→ **REQUEST**
Extract each line containing the string "случае".
## START SUPPLIED RECORDS
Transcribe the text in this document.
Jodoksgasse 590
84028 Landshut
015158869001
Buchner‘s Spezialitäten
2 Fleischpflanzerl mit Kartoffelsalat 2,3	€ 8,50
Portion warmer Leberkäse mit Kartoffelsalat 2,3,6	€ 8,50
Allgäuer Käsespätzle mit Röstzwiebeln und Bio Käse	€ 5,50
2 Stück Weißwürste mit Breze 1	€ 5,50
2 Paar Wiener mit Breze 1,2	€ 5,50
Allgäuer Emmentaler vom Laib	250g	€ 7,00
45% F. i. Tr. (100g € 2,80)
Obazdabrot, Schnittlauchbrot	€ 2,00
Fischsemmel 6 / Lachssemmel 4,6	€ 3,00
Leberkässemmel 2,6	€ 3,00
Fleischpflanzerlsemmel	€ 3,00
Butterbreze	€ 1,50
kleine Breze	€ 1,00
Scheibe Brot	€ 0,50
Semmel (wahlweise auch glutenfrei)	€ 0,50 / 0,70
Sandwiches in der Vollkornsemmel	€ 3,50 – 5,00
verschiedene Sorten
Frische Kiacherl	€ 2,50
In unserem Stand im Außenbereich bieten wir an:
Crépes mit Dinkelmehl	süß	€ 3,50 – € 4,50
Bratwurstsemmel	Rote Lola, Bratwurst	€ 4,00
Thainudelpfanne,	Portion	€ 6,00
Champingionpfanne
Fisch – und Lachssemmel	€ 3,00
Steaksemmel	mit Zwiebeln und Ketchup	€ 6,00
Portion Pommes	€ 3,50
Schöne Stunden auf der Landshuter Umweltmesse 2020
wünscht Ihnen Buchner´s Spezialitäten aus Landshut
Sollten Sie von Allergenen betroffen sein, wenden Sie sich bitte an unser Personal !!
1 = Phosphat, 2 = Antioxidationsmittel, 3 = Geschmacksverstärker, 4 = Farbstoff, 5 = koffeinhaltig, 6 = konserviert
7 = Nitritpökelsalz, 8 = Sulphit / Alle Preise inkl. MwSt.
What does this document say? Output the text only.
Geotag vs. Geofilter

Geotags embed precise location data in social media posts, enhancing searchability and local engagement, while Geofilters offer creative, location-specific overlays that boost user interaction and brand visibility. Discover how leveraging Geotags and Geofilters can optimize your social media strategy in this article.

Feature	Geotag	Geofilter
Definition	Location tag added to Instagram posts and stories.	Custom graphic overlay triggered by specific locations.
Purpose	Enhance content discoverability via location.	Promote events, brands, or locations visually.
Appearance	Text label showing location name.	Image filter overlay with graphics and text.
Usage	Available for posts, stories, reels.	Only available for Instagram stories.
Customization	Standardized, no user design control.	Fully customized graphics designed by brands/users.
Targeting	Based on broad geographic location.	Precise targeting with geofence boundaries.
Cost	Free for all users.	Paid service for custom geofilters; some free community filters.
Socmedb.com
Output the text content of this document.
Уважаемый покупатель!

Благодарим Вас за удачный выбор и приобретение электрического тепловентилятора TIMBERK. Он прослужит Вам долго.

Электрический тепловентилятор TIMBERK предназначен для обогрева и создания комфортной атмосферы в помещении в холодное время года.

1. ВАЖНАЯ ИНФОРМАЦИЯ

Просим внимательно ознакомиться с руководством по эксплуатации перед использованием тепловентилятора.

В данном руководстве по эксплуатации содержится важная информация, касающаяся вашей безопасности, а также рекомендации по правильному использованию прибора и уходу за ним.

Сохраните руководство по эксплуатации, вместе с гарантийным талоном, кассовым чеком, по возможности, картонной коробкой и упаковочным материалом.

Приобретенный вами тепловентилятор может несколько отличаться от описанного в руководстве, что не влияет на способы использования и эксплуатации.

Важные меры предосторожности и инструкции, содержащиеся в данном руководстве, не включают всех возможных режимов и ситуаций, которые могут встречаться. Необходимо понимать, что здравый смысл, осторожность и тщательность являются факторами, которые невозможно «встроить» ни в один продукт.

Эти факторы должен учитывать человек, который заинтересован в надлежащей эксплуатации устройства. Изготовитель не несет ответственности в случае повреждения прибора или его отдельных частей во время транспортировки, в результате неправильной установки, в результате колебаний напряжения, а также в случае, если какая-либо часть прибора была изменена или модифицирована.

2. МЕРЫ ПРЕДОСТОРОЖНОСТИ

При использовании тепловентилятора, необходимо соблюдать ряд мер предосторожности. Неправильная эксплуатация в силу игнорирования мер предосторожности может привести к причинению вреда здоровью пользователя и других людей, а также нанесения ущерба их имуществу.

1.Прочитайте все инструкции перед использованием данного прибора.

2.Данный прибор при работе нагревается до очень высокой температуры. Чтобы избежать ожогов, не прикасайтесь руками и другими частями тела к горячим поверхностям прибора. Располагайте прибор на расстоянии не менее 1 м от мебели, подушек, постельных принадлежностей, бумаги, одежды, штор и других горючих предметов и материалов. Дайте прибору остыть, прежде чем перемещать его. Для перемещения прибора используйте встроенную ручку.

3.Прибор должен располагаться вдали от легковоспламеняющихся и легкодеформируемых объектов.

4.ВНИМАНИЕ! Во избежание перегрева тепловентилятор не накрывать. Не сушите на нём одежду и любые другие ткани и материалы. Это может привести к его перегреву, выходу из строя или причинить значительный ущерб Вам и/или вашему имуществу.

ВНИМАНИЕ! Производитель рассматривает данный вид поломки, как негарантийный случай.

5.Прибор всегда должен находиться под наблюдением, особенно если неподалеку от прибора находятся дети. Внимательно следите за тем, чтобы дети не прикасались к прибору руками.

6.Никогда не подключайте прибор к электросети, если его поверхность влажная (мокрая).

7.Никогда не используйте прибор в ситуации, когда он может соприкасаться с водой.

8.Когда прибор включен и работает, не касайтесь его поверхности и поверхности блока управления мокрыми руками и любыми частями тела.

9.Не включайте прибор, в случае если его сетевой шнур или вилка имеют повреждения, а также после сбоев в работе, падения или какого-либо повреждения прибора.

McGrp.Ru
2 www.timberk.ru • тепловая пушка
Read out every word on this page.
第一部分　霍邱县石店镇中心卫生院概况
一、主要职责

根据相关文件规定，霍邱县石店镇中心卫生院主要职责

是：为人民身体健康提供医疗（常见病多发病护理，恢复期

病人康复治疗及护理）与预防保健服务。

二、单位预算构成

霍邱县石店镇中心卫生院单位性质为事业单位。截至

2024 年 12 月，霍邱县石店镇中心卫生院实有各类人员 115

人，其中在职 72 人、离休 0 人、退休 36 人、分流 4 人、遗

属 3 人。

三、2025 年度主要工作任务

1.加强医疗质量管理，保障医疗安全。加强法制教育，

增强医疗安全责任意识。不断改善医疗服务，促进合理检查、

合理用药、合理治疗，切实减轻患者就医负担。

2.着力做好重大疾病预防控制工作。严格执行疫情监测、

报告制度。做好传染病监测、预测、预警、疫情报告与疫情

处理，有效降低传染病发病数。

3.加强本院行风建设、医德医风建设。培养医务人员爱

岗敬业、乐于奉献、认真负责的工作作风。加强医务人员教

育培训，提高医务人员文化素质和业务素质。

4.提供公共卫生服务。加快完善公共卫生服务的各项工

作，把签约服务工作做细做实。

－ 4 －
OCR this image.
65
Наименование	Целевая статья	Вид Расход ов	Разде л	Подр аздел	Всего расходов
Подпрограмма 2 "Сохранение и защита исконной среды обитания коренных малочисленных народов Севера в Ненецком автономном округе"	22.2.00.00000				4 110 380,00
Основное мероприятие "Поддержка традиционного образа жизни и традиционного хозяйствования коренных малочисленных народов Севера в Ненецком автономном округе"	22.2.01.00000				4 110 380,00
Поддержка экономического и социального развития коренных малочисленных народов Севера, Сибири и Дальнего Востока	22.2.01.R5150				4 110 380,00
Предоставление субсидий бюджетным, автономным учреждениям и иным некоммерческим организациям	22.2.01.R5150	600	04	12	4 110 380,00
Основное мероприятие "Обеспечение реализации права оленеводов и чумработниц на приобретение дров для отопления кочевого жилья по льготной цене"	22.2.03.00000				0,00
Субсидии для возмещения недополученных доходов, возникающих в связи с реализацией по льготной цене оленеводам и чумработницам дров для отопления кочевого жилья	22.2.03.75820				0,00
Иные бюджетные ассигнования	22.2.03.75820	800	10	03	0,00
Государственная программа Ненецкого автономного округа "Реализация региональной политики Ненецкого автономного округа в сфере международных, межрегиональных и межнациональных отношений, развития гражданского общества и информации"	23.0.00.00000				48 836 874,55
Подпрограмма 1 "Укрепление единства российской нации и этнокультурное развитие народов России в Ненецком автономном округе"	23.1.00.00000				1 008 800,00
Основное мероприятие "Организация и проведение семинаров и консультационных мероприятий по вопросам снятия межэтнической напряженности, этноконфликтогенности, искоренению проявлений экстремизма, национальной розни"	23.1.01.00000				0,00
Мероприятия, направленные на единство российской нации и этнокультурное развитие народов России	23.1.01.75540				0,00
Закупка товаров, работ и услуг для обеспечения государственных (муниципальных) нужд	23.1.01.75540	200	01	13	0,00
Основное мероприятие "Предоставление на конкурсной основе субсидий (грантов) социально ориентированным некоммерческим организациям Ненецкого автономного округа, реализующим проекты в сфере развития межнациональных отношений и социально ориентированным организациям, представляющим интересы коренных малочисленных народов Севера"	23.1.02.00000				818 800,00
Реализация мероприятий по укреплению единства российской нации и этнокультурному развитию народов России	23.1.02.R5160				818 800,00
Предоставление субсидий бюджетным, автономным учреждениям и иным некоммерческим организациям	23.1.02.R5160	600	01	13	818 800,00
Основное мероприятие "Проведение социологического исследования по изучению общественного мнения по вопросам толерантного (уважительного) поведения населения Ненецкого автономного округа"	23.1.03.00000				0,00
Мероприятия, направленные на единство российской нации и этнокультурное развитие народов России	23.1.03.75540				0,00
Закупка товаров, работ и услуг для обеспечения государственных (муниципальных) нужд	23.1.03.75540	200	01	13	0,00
## END SUPPLIED RECORDS
→ **EXERCISE ANSWER**
Эти факторы должен учитывать человек, который заинтересован в надлежащей эксплуатации устройства. Изготовитель не несет ответственности в случае повреждения прибора или его отдельных частей во время транспортировки, в результате неправильной установки, в результате колебаний напряжения, а также в случае, если какая-либо часть прибора была изменена или модифицирована.
9.Не включайте прибор, в случае если его сетевой шнур или вилка имеют повреждения, а также после сбоев в работе, падения или какого-либо повреждения прибора.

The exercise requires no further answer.